### Problem statement
Copy out the records below line for line, without any changes, but leave out the pictures.

### Supplied material
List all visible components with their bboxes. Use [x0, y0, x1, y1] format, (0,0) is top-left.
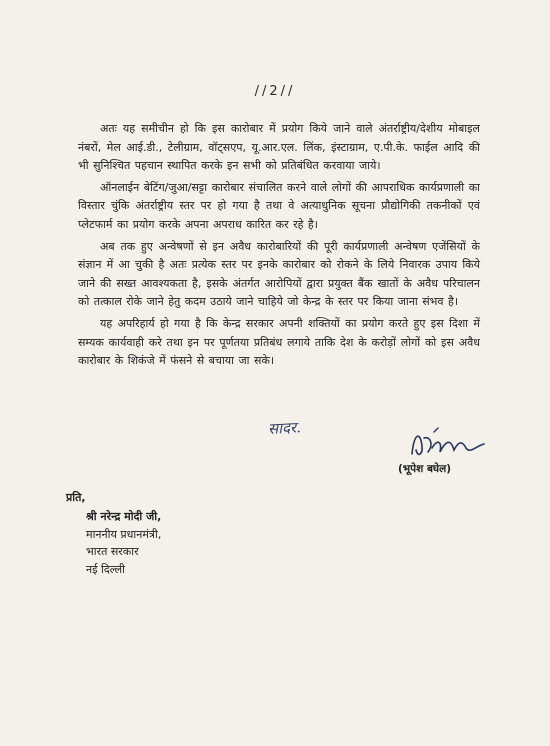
closing-salutation: सादर. — [267, 418, 302, 438]
to-label: प्रति, — [66, 491, 86, 504]
paragraph-1: अतः यह समीचीन हो कि इस कारोबार में प्रयोग किये जाने वाले अंतर्राष्ट्रीय/देशीय मोबाइल नंबरों, मेल आई.डी., टेलीग्राम, वॉट्सएप, यू.आर.एल. लिंक, इंस्टाग्राम, ए.पी.के. फाईल आदि की भी सुनिश्चित पहचान स्थापित करके इन सभी को प्रतिबंधित करवाया जाये। — [78, 122, 480, 173]
paragraph-2: ऑनलाईन बेटिंग/जुआ/सट्टा कारोबार संचालित करने वाले लोगों की आपराधिक कार्यप्रणाली का विस्तार चुंकि अंतर्राष्ट्रीय स्तर पर हो गया है तथा वे अत्याधुनिक सूचना प्रौद्योगिकी तकनीकों एवं प्लेटफार्म का प्रयोग करके अपना अपराध कारित कर रहे है। — [78, 180, 480, 231]
addressee-name: श्री नरेन्द्र मोदी जी, — [86, 510, 162, 523]
addressee-block — [86, 508, 161, 578]
paragraph-3: अब तक हुए अन्वेषणों से इन अवैध कारोबारियों की पूरी कार्यप्रणाली अन्वेषण एजेंसियों के संज्ञान में आ चुकी है अतः प्रत्येक स्तर पर इनके कारोबार को रोकने के लिये निवारक उपाय किये जाने की सख्त आवश्यकता है, इसके अंतर्गत आरोपियों द्वारा प्रयुक्त बैंक खातों के अवैध परिचालन को तत्काल रोके जाने हेतु कदम उठाये जाने चाहिये जो केन्द्र के स्तर पर किया जाना संभव है। — [78, 239, 480, 309]
addressee-office: भारत सरकार — [86, 545, 139, 558]
letter-body — [78, 120, 480, 374]
addressee-designation: माननीय प्रधानमंत्री, — [86, 527, 162, 541]
handwritten-signature — [404, 424, 494, 464]
page-number: //2// — [254, 84, 296, 99]
addressee-place: नई दिल्ली — [86, 562, 125, 576]
signer-name: (भूपेश बघेल) — [398, 463, 452, 475]
paragraph-4: यह अपरिहार्य हो गया है कि केन्द्र सरकार अपनी शक्तियों का प्रयोग करते हुए इस दिशा में सम्यक कार्यवाही करे तथा इन पर पूर्णतया प्रतिबंध लगाये ताकि देश के करोड़ों लोगों को इस अवैध कारोबार के शिकंजे में फंसने से बचाया जा सके। — [78, 316, 480, 368]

### Problem solution
List all visible components with their bboxes. Use [x0, y0, x1, y1] format, (0,0) is top-left.
closing-salutation: सादर. — [267, 418, 302, 438]
to-label: प्रति, — [66, 491, 86, 504]
paragraph-1: अतः यह समीचीन हो कि इस कारोबार में प्रयोग किये जाने वाले अंतर्राष्ट्रीय/देशीय मोबाइल नंबरों, मेल आई.डी., टेलीग्राम, वॉट्सएप, यू.आर.एल. लिंक, इंस्टाग्राम, ए.पी.के. फाईल आदि की भी सुनिश्चित पहचान स्थापित करके इन सभी को प्रतिबंधित करवाया जाये। — [78, 122, 480, 173]
paragraph-2: ऑनलाईन बेटिंग/जुआ/सट्टा कारोबार संचालित करने वाले लोगों की आपराधिक कार्यप्रणाली का विस्तार चुंकि अंतर्राष्ट्रीय स्तर पर हो गया है तथा वे अत्याधुनिक सूचना प्रौद्योगिकी तकनीकों एवं प्लेटफार्म का प्रयोग करके अपना अपराध कारित कर रहे है। — [78, 180, 480, 231]
addressee-name: श्री नरेन्द्र मोदी जी, — [86, 510, 162, 523]
addressee-block — [86, 508, 161, 578]
paragraph-3: अब तक हुए अन्वेषणों से इन अवैध कारोबारियों की पूरी कार्यप्रणाली अन्वेषण एजेंसियों के संज्ञान में आ चुकी है अतः प्रत्येक स्तर पर इनके कारोबार को रोकने के लिये निवारक उपाय किये जाने की सख्त आवश्यकता है, इसके अंतर्गत आरोपियों द्वारा प्रयुक्त बैंक खातों के अवैध परिचालन को तत्काल रोके जाने हेतु कदम उठाये जाने चाहिये जो केन्द्र के स्तर पर किया जाना संभव है। — [78, 239, 480, 309]
addressee-office: भारत सरकार — [86, 545, 139, 558]
letter-body — [78, 120, 480, 374]
addressee-designation: माननीय प्रधानमंत्री, — [86, 527, 162, 541]
handwritten-signature — [404, 424, 494, 464]
page-number: //2// — [254, 84, 296, 99]
addressee-place: नई दिल्ली — [86, 562, 125, 576]
signer-name: (भूपेश बघेल) — [398, 463, 452, 475]
paragraph-4: यह अपरिहार्य हो गया है कि केन्द्र सरकार अपनी शक्तियों का प्रयोग करते हुए इस दिशा में सम्यक कार्यवाही करे तथा इन पर पूर्णतया प्रतिबंध लगाये ताकि देश के करोड़ों लोगों को इस अवैध कारोबार के शिकंजे में फंसने से बचाया जा सके। — [78, 316, 480, 368]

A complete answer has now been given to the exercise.